The entries below should be given again exactly, minus their pictures.
[Supplied records start]
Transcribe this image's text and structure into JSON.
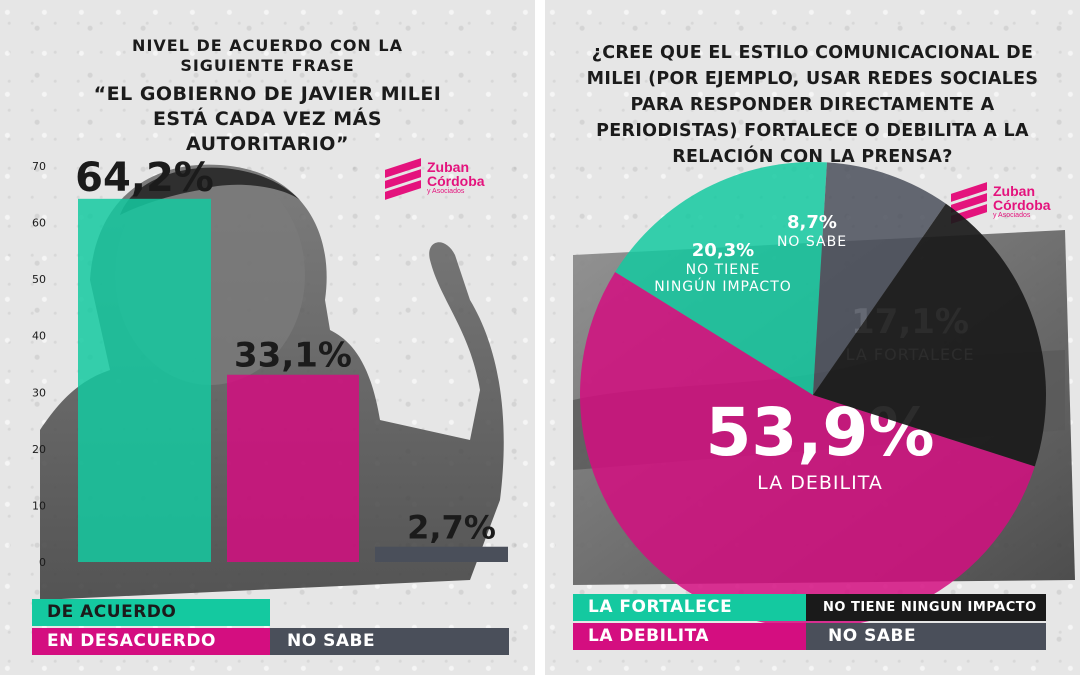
{
  "colors": {
    "acuerdo": "#14c9a0",
    "desacuerdo": "#d40e80",
    "no_sabe": "#4a4f5a",
    "no_impacto": "#1a1a1a",
    "brand": "#e4137d"
  },
  "left": {
    "title_line1": "NIVEL DE ACUERDO CON LA SIGUIENTE FRASE",
    "title_line2": "“EL GOBIERNO DE JAVIER MILEI ESTÁ CADA VEZ MÁS AUTORITARIO”",
    "logo": {
      "name": "Zuban Córdoba",
      "sub": "y Asociados",
      "icon": "zc-stripes-logo"
    },
    "legend": [
      {
        "label": "DE ACUERDO",
        "color": "#14c9a0"
      },
      {
        "label": "EN DESACUERDO",
        "color": "#d40e80"
      },
      {
        "label": "NO SABE",
        "color": "#4a4f5a"
      }
    ]
  },
  "right": {
    "title": "¿CREE QUE EL ESTILO COMUNICACIONAL DE MILEI (POR EJEMPLO, USAR REDES SOCIALES PARA RESPONDER DIRECTAMENTE A PERIODISTAS) FORTALECE O DEBILITA A LA RELACIÓN CON LA PRENSA?",
    "logo": {
      "name": "Zuban Córdoba",
      "sub": "y Asociados",
      "icon": "zc-stripes-logo"
    },
    "legend": [
      {
        "label": "LA FORTALECE",
        "color": "#14c9a0"
      },
      {
        "label": "NO TIENE NINGUN IMPACTO",
        "color": "#1a1a1a"
      },
      {
        "label": "LA DEBILITA",
        "color": "#d40e80"
      },
      {
        "label": "NO SABE",
        "color": "#4a4f5a"
      }
    ]
  },
  "chart_data": [
    {
      "type": "bar",
      "categories": [
        "DE ACUERDO",
        "EN DESACUERDO",
        "NO SABE"
      ],
      "values": [
        64.2,
        33.1,
        2.7
      ],
      "value_labels": [
        "64,2%",
        "33,1%",
        "2,7%"
      ],
      "colors": [
        "#14c9a0",
        "#d40e80",
        "#4a4f5a"
      ],
      "ylim": [
        0,
        70
      ],
      "yticks": [
        0,
        10,
        20,
        30,
        40,
        50,
        60,
        70
      ],
      "legend": "bottom"
    },
    {
      "type": "pie",
      "categories": [
        "LA DEBILITA",
        "LA FORTALECE",
        "NO SABE",
        "NO TIENE NINGÚN IMPACTO"
      ],
      "values": [
        53.9,
        17.1,
        8.7,
        20.3
      ],
      "value_labels": [
        "53,9%",
        "17,1%",
        "8,7%",
        "20,3%"
      ],
      "slice_labels": [
        "LA DEBILITA",
        "LA FORTALECE",
        "NO SABE",
        "NO TIENE NINGÚN IMPACTO"
      ],
      "slice_label_lines": [
        [
          "LA DEBILITA"
        ],
        [
          "LA FORTALECE"
        ],
        [
          "NO SABE"
        ],
        [
          "NO TIENE",
          "NINGÚN IMPACTO"
        ]
      ],
      "colors": [
        "#d40e80",
        "#14c9a0",
        "#4a4f5a",
        "#1a1a1a"
      ],
      "legend": "bottom"
    }
  ]
}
[Supplied records end]
[Full solution]
Transcribe this image's text and structure into JSON.
{
  "colors": {
    "acuerdo": "#14c9a0",
    "desacuerdo": "#d40e80",
    "no_sabe": "#4a4f5a",
    "no_impacto": "#1a1a1a",
    "brand": "#e4137d"
  },
  "left": {
    "title_line1": "NIVEL DE ACUERDO CON LA SIGUIENTE FRASE",
    "title_line2": "“EL GOBIERNO DE JAVIER MILEI ESTÁ CADA VEZ MÁS AUTORITARIO”",
    "logo": {
      "name": "Zuban Córdoba",
      "sub": "y Asociados",
      "icon": "zc-stripes-logo"
    },
    "legend": [
      {
        "label": "DE ACUERDO",
        "color": "#14c9a0"
      },
      {
        "label": "EN DESACUERDO",
        "color": "#d40e80"
      },
      {
        "label": "NO SABE",
        "color": "#4a4f5a"
      }
    ]
  },
  "right": {
    "title": "¿CREE QUE EL ESTILO COMUNICACIONAL DE MILEI (POR EJEMPLO, USAR REDES SOCIALES PARA RESPONDER DIRECTAMENTE A PERIODISTAS) FORTALECE O DEBILITA A LA RELACIÓN CON LA PRENSA?",
    "logo": {
      "name": "Zuban Córdoba",
      "sub": "y Asociados",
      "icon": "zc-stripes-logo"
    },
    "legend": [
      {
        "label": "LA FORTALECE",
        "color": "#14c9a0"
      },
      {
        "label": "NO TIENE NINGUN IMPACTO",
        "color": "#1a1a1a"
      },
      {
        "label": "LA DEBILITA",
        "color": "#d40e80"
      },
      {
        "label": "NO SABE",
        "color": "#4a4f5a"
      }
    ]
  },
  "chart_data": [
    {
      "type": "bar",
      "categories": [
        "DE ACUERDO",
        "EN DESACUERDO",
        "NO SABE"
      ],
      "values": [
        64.2,
        33.1,
        2.7
      ],
      "value_labels": [
        "64,2%",
        "33,1%",
        "2,7%"
      ],
      "colors": [
        "#14c9a0",
        "#d40e80",
        "#4a4f5a"
      ],
      "ylim": [
        0,
        70
      ],
      "yticks": [
        0,
        10,
        20,
        30,
        40,
        50,
        60,
        70
      ],
      "legend": "bottom"
    },
    {
      "type": "pie",
      "categories": [
        "LA DEBILITA",
        "LA FORTALECE",
        "NO SABE",
        "NO TIENE NINGÚN IMPACTO"
      ],
      "values": [
        53.9,
        17.1,
        8.7,
        20.3
      ],
      "value_labels": [
        "53,9%",
        "17,1%",
        "8,7%",
        "20,3%"
      ],
      "slice_labels": [
        "LA DEBILITA",
        "LA FORTALECE",
        "NO SABE",
        "NO TIENE NINGÚN IMPACTO"
      ],
      "slice_label_lines": [
        [
          "LA DEBILITA"
        ],
        [
          "LA FORTALECE"
        ],
        [
          "NO SABE"
        ],
        [
          "NO TIENE",
          "NINGÚN IMPACTO"
        ]
      ],
      "colors": [
        "#d40e80",
        "#14c9a0",
        "#4a4f5a",
        "#1a1a1a"
      ],
      "legend": "bottom"
    }
  ]
}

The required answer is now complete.